__Work instructions__
Using the listing below, please gather every line containing the word "name".
═════ Materials provided ═════
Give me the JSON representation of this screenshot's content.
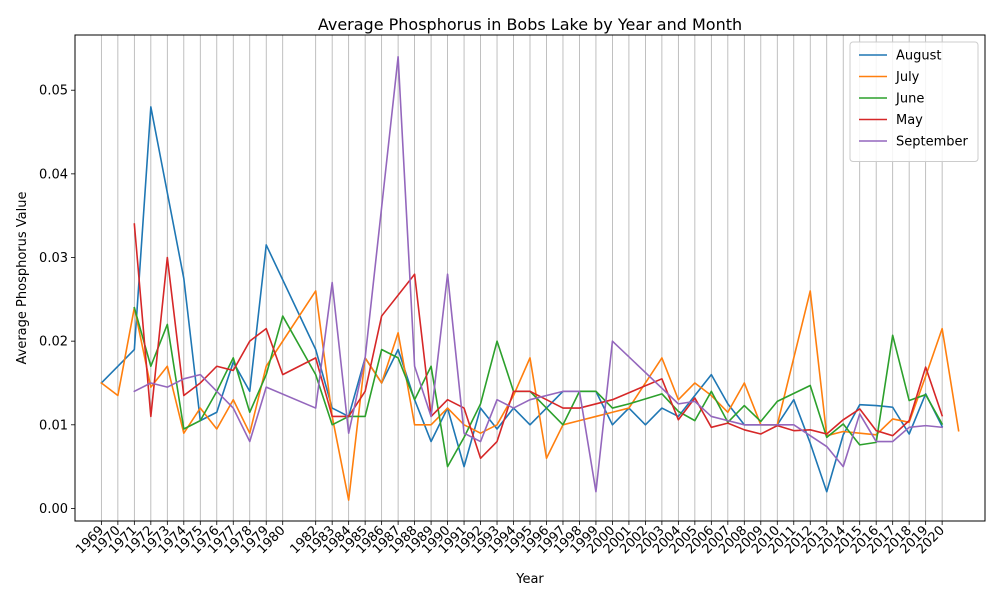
{
  "chart_data": {
    "type": "line",
    "title": "Average Phosphorus in Bobs Lake by Year and Month",
    "xlabel": "Year",
    "ylabel": "Average Phosphorus Value",
    "ylim": [
      -0.0015,
      0.0566
    ],
    "xlim": [
      1967.4,
      2022.6
    ],
    "yticks": [
      "0.00",
      "0.01",
      "0.02",
      "0.03",
      "0.04",
      "0.05"
    ],
    "xtick_labels": [
      "1969",
      "1970",
      "1971",
      "1972",
      "1973",
      "1974",
      "1975",
      "1976",
      "1977",
      "1978",
      "1979",
      "1980",
      "1982",
      "1983",
      "1984",
      "1985",
      "1986",
      "1987",
      "1988",
      "1989",
      "1990",
      "1991",
      "1992",
      "1993",
      "1994",
      "1995",
      "1996",
      "1997",
      "1998",
      "1999",
      "2000",
      "2001",
      "2002",
      "2003",
      "2004",
      "2005",
      "2006",
      "2007",
      "2008",
      "2009",
      "2010",
      "2011",
      "2012",
      "2013",
      "2014",
      "2015",
      "2016",
      "2017",
      "2018",
      "2019",
      "2020"
    ],
    "x_grid": true,
    "y_grid": false,
    "legend_position": "top-right",
    "colors": {
      "August": "#1f77b4",
      "July": "#ff7f0e",
      "June": "#2ca02c",
      "May": "#d62728",
      "September": "#9467bd",
      "grid": "#b0b0b0"
    },
    "series": [
      {
        "name": "August",
        "points": [
          [
            1969,
            0.015
          ],
          [
            1971,
            0.019
          ],
          [
            1972,
            0.048
          ],
          [
            1974,
            0.0275
          ],
          [
            1975,
            0.0105
          ],
          [
            1976,
            0.0115
          ],
          [
            1977,
            0.0175
          ],
          [
            1978,
            0.014
          ],
          [
            1979,
            0.0315
          ],
          [
            1982,
            0.019
          ],
          [
            1983,
            0.012
          ],
          [
            1984,
            0.011
          ],
          [
            1985,
            0.018
          ],
          [
            1986,
            0.015
          ],
          [
            1987,
            0.019
          ],
          [
            1988,
            0.013
          ],
          [
            1989,
            0.008
          ],
          [
            1990,
            0.012
          ],
          [
            1991,
            0.005
          ],
          [
            1992,
            0.012
          ],
          [
            1993,
            0.0095
          ],
          [
            1994,
            0.012
          ],
          [
            1995,
            0.01
          ],
          [
            1996,
            0.012
          ],
          [
            1997,
            0.014
          ],
          [
            1998,
            0.014
          ],
          [
            1999,
            0.014
          ],
          [
            2000,
            0.01
          ],
          [
            2001,
            0.012
          ],
          [
            2002,
            0.01
          ],
          [
            2003,
            0.012
          ],
          [
            2004,
            0.011
          ],
          [
            2005,
            0.0135
          ],
          [
            2006,
            0.016
          ],
          [
            2007,
            0.0125
          ],
          [
            2008,
            0.01
          ],
          [
            2009,
            0.01
          ],
          [
            2010,
            0.01
          ],
          [
            2011,
            0.013
          ],
          [
            2012,
            0.0078
          ],
          [
            2013,
            0.002
          ],
          [
            2014,
            0.0088
          ],
          [
            2015,
            0.0124
          ],
          [
            2016,
            0.0123
          ],
          [
            2017,
            0.0121
          ],
          [
            2018,
            0.0089
          ],
          [
            2019,
            0.0137
          ],
          [
            2020,
            0.0098
          ]
        ]
      },
      {
        "name": "July",
        "points": [
          [
            1969,
            0.015
          ],
          [
            1970,
            0.0135
          ],
          [
            1971,
            0.024
          ],
          [
            1972,
            0.0145
          ],
          [
            1973,
            0.017
          ],
          [
            1974,
            0.009
          ],
          [
            1975,
            0.012
          ],
          [
            1976,
            0.0095
          ],
          [
            1977,
            0.013
          ],
          [
            1978,
            0.009
          ],
          [
            1979,
            0.017
          ],
          [
            1982,
            0.026
          ],
          [
            1983,
            0.011
          ],
          [
            1984,
            0.001
          ],
          [
            1985,
            0.018
          ],
          [
            1986,
            0.015
          ],
          [
            1987,
            0.021
          ],
          [
            1988,
            0.01
          ],
          [
            1989,
            0.01
          ],
          [
            1990,
            0.012
          ],
          [
            1991,
            0.01
          ],
          [
            1992,
            0.009
          ],
          [
            1993,
            0.01
          ],
          [
            1994,
            0.0135
          ],
          [
            1995,
            0.018
          ],
          [
            1996,
            0.006
          ],
          [
            1997,
            0.01
          ],
          [
            1998,
            0.0105
          ],
          [
            1999,
            0.011
          ],
          [
            2000,
            0.0115
          ],
          [
            2001,
            0.012
          ],
          [
            2002,
            0.015
          ],
          [
            2003,
            0.018
          ],
          [
            2004,
            0.013
          ],
          [
            2005,
            0.015
          ],
          [
            2006,
            0.0135
          ],
          [
            2007,
            0.0115
          ],
          [
            2008,
            0.015
          ],
          [
            2009,
            0.01
          ],
          [
            2010,
            0.01
          ],
          [
            2011,
            0.018
          ],
          [
            2012,
            0.026
          ],
          [
            2013,
            0.0087
          ],
          [
            2014,
            0.0092
          ],
          [
            2015,
            0.009
          ],
          [
            2016,
            0.0088
          ],
          [
            2017,
            0.0107
          ],
          [
            2018,
            0.0103
          ],
          [
            2019,
            0.0158
          ],
          [
            2020,
            0.0215
          ],
          [
            2021,
            0.0093
          ]
        ]
      },
      {
        "name": "June",
        "points": [
          [
            1971,
            0.024
          ],
          [
            1972,
            0.017
          ],
          [
            1973,
            0.022
          ],
          [
            1974,
            0.0095
          ],
          [
            1975,
            0.0105
          ],
          [
            1976,
            0.014
          ],
          [
            1977,
            0.018
          ],
          [
            1978,
            0.0115
          ],
          [
            1979,
            0.016
          ],
          [
            1980,
            0.023
          ],
          [
            1982,
            0.016
          ],
          [
            1983,
            0.01
          ],
          [
            1984,
            0.011
          ],
          [
            1985,
            0.011
          ],
          [
            1986,
            0.019
          ],
          [
            1987,
            0.018
          ],
          [
            1988,
            0.013
          ],
          [
            1989,
            0.017
          ],
          [
            1990,
            0.005
          ],
          [
            1991,
            0.0085
          ],
          [
            1992,
            0.0125
          ],
          [
            1993,
            0.02
          ],
          [
            1994,
            0.014
          ],
          [
            1995,
            0.014
          ],
          [
            1996,
            0.012
          ],
          [
            1997,
            0.01
          ],
          [
            1998,
            0.014
          ],
          [
            1999,
            0.014
          ],
          [
            2000,
            0.012
          ],
          [
            2001,
            0.0125
          ],
          [
            2003,
            0.0137
          ],
          [
            2004,
            0.0116
          ],
          [
            2005,
            0.0105
          ],
          [
            2006,
            0.014
          ],
          [
            2007,
            0.0103
          ],
          [
            2008,
            0.0123
          ],
          [
            2009,
            0.0104
          ],
          [
            2010,
            0.0128
          ],
          [
            2012,
            0.0147
          ],
          [
            2013,
            0.0085
          ],
          [
            2014,
            0.0101
          ],
          [
            2015,
            0.0076
          ],
          [
            2016,
            0.0079
          ],
          [
            2017,
            0.0207
          ],
          [
            2018,
            0.0129
          ],
          [
            2019,
            0.0136
          ],
          [
            2020,
            0.0101
          ]
        ]
      },
      {
        "name": "May",
        "points": [
          [
            1971,
            0.034
          ],
          [
            1972,
            0.011
          ],
          [
            1973,
            0.03
          ],
          [
            1974,
            0.0135
          ],
          [
            1975,
            0.015
          ],
          [
            1976,
            0.017
          ],
          [
            1977,
            0.0165
          ],
          [
            1978,
            0.02
          ],
          [
            1979,
            0.0215
          ],
          [
            1980,
            0.016
          ],
          [
            1982,
            0.018
          ],
          [
            1983,
            0.011
          ],
          [
            1984,
            0.011
          ],
          [
            1985,
            0.014
          ],
          [
            1986,
            0.023
          ],
          [
            1988,
            0.028
          ],
          [
            1989,
            0.011
          ],
          [
            1990,
            0.013
          ],
          [
            1991,
            0.012
          ],
          [
            1992,
            0.006
          ],
          [
            1993,
            0.008
          ],
          [
            1994,
            0.014
          ],
          [
            1995,
            0.014
          ],
          [
            1996,
            0.013
          ],
          [
            1997,
            0.012
          ],
          [
            1998,
            0.012
          ],
          [
            2000,
            0.013
          ],
          [
            2003,
            0.0155
          ],
          [
            2004,
            0.0106
          ],
          [
            2005,
            0.0132
          ],
          [
            2006,
            0.0097
          ],
          [
            2007,
            0.0102
          ],
          [
            2008,
            0.0094
          ],
          [
            2009,
            0.0089
          ],
          [
            2010,
            0.0099
          ],
          [
            2011,
            0.0093
          ],
          [
            2012,
            0.0094
          ],
          [
            2013,
            0.0089
          ],
          [
            2014,
            0.0106
          ],
          [
            2015,
            0.0119
          ],
          [
            2016,
            0.0093
          ],
          [
            2017,
            0.0087
          ],
          [
            2018,
            0.0105
          ],
          [
            2019,
            0.0169
          ],
          [
            2020,
            0.0111
          ]
        ]
      },
      {
        "name": "September",
        "points": [
          [
            1971,
            0.014
          ],
          [
            1972,
            0.015
          ],
          [
            1973,
            0.0145
          ],
          [
            1974,
            0.0155
          ],
          [
            1975,
            0.016
          ],
          [
            1976,
            0.014
          ],
          [
            1977,
            0.012
          ],
          [
            1978,
            0.008
          ],
          [
            1979,
            0.0145
          ],
          [
            1982,
            0.012
          ],
          [
            1983,
            0.027
          ],
          [
            1984,
            0.009
          ],
          [
            1985,
            0.018
          ],
          [
            1986,
            0.036
          ],
          [
            1987,
            0.054
          ],
          [
            1988,
            0.017
          ],
          [
            1989,
            0.011
          ],
          [
            1990,
            0.028
          ],
          [
            1991,
            0.009
          ],
          [
            1992,
            0.008
          ],
          [
            1993,
            0.013
          ],
          [
            1994,
            0.012
          ],
          [
            1995,
            0.013
          ],
          [
            1997,
            0.014
          ],
          [
            1998,
            0.014
          ],
          [
            1999,
            0.002
          ],
          [
            2000,
            0.02
          ],
          [
            2004,
            0.0125
          ],
          [
            2005,
            0.0128
          ],
          [
            2006,
            0.011
          ],
          [
            2007,
            0.0105
          ],
          [
            2008,
            0.01
          ],
          [
            2009,
            0.01
          ],
          [
            2010,
            0.01
          ],
          [
            2011,
            0.01
          ],
          [
            2012,
            0.0087
          ],
          [
            2013,
            0.0074
          ],
          [
            2014,
            0.005
          ],
          [
            2015,
            0.0113
          ],
          [
            2016,
            0.008
          ],
          [
            2017,
            0.008
          ],
          [
            2018,
            0.0097
          ],
          [
            2019,
            0.0099
          ],
          [
            2020,
            0.0097
          ]
        ]
      }
    ]
  }
}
═════
__Exercise answer__
        "name": "August",
        "name": "July",
        "name": "June",
        "name": "May",
        "name": "September",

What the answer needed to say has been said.